[Stored records]
----
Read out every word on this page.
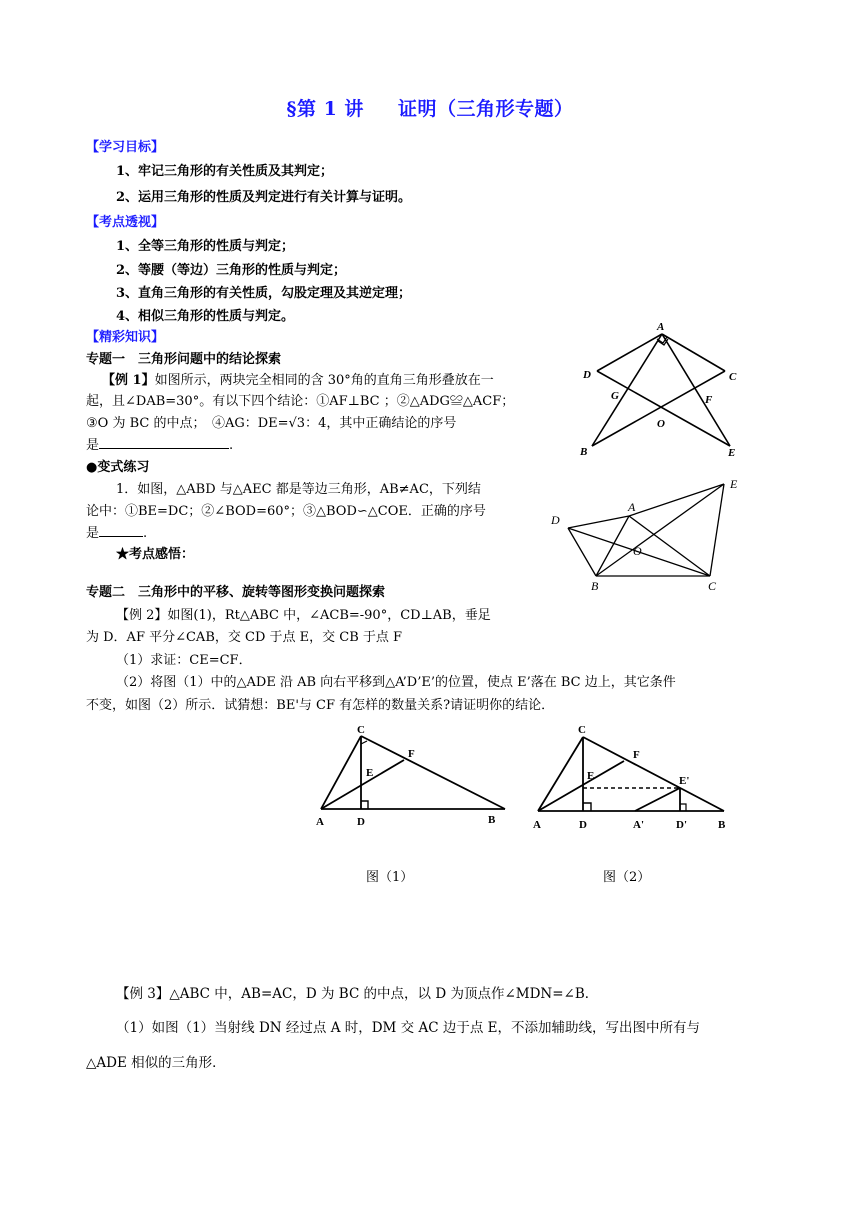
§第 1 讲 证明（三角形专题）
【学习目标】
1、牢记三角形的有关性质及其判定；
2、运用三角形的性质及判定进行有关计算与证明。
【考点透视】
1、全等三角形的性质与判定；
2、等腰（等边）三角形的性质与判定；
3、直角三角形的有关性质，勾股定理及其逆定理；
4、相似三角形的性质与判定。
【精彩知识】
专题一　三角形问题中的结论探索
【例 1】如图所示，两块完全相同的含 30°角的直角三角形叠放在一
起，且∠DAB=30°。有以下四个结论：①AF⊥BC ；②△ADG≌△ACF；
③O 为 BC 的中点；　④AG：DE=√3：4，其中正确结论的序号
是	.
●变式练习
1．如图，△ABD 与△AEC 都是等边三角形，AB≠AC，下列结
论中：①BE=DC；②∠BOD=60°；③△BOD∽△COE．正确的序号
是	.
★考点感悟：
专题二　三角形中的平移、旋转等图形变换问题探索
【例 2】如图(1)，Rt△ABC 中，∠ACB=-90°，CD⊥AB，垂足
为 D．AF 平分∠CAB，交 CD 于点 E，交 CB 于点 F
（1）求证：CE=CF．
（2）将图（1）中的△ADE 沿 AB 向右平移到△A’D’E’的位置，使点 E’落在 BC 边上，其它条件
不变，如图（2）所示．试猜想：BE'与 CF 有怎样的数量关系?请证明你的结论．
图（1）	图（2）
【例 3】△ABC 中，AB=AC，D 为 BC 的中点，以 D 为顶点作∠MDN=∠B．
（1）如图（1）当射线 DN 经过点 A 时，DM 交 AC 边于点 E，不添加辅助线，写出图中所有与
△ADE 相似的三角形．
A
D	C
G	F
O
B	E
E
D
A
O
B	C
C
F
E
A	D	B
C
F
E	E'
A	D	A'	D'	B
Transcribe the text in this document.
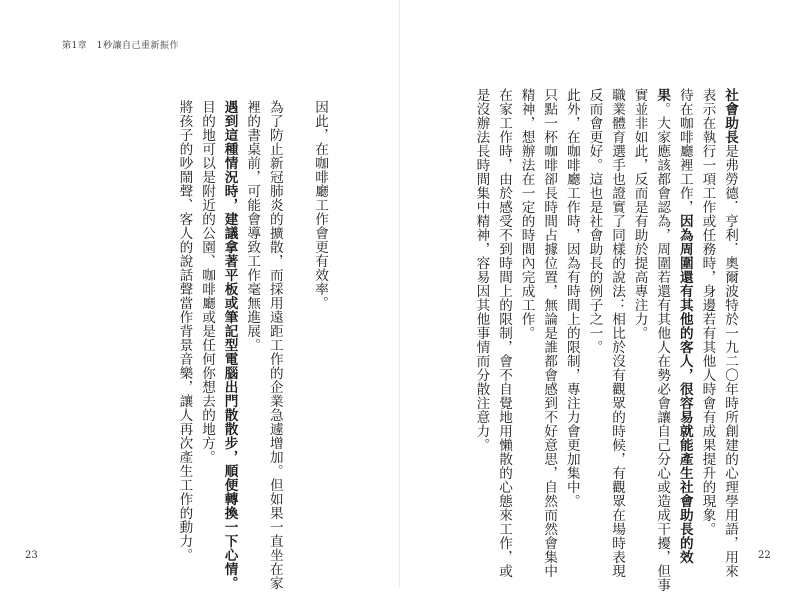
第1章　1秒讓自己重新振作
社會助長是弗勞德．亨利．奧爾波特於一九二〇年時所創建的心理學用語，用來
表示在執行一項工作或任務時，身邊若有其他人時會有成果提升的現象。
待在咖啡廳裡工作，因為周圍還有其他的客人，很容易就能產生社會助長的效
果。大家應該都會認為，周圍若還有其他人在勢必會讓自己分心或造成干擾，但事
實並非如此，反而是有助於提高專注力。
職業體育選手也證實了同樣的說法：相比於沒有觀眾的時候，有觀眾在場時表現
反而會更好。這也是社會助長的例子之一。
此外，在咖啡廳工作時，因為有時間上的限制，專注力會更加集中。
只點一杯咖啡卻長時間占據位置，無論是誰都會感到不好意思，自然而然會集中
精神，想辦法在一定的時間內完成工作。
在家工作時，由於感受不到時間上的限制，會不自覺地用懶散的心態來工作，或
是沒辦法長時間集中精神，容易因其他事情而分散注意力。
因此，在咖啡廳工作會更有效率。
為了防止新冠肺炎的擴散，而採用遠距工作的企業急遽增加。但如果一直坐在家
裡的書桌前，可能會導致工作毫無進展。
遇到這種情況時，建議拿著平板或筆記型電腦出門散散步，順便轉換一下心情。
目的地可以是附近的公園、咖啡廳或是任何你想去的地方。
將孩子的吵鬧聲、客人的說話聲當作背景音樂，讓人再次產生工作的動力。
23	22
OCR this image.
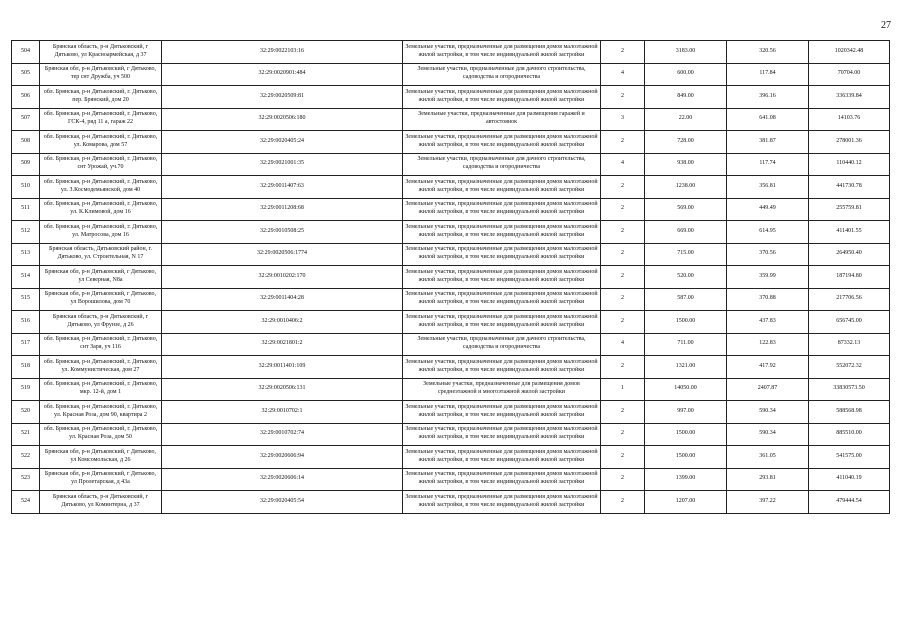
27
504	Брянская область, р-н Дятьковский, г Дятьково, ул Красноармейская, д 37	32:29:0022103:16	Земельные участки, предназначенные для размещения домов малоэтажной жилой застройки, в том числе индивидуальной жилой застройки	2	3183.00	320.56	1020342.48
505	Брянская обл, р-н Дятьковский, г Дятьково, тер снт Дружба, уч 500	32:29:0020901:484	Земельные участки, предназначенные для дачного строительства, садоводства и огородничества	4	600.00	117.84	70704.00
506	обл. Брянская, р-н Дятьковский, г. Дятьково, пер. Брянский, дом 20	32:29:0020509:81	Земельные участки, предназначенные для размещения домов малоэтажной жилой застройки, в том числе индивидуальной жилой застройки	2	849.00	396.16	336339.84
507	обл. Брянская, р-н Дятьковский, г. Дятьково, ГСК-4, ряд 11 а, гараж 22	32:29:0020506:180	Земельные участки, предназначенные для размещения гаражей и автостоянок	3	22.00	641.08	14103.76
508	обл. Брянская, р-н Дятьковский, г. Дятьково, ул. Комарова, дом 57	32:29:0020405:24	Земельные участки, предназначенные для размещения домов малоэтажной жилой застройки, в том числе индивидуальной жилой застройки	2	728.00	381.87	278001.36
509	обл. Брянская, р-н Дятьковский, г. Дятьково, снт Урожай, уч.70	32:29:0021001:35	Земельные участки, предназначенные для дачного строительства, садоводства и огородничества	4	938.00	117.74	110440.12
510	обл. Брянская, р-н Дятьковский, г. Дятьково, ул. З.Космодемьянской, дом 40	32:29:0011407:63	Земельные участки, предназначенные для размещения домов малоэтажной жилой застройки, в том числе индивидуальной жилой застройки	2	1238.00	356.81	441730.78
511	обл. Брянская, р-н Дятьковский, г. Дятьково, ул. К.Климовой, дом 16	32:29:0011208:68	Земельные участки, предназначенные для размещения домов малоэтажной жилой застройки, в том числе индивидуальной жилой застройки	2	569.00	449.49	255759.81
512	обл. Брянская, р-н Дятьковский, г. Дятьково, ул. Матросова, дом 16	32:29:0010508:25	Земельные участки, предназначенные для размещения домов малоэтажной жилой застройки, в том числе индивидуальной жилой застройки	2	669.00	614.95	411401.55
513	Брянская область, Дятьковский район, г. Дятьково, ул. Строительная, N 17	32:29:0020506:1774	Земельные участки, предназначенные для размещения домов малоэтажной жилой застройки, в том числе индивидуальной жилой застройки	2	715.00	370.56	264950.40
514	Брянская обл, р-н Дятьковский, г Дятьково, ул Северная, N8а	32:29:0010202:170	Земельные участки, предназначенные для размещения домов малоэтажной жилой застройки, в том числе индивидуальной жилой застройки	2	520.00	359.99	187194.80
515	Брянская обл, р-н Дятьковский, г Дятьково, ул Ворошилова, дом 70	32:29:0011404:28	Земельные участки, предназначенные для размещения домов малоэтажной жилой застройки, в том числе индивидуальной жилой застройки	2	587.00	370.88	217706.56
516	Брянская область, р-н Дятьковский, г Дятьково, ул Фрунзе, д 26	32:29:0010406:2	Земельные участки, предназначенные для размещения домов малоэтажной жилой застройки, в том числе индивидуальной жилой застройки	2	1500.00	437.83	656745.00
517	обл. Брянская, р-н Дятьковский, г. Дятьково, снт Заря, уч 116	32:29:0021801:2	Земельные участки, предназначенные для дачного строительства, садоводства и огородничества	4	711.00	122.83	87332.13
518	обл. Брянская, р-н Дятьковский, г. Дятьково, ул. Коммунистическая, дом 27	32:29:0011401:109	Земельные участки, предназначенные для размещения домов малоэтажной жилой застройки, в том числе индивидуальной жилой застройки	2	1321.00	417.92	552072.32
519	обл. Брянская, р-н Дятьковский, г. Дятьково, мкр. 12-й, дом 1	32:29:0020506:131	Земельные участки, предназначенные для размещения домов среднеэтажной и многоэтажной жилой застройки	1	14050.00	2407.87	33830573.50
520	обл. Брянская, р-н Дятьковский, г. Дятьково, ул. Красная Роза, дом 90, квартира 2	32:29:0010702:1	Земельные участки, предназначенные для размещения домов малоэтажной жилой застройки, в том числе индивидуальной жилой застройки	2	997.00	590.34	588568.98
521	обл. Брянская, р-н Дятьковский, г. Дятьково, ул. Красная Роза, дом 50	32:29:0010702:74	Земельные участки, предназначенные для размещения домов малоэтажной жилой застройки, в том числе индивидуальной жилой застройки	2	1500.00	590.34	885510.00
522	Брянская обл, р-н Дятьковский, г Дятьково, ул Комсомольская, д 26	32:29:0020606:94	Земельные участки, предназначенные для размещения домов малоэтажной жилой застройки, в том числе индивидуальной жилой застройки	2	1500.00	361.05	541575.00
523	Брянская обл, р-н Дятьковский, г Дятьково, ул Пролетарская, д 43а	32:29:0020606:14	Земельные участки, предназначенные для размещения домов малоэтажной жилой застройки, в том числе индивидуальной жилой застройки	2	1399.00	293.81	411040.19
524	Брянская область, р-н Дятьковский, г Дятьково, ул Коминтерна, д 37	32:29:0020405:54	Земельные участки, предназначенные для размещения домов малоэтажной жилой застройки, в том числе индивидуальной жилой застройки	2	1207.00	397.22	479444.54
----
## SHORT EXERCISE
Read the lines above. Gather those in which the string "this" is found.

## WORKED SOLUTION
Read out every word on this page.
Transcribe the text in this document.
OCR this image.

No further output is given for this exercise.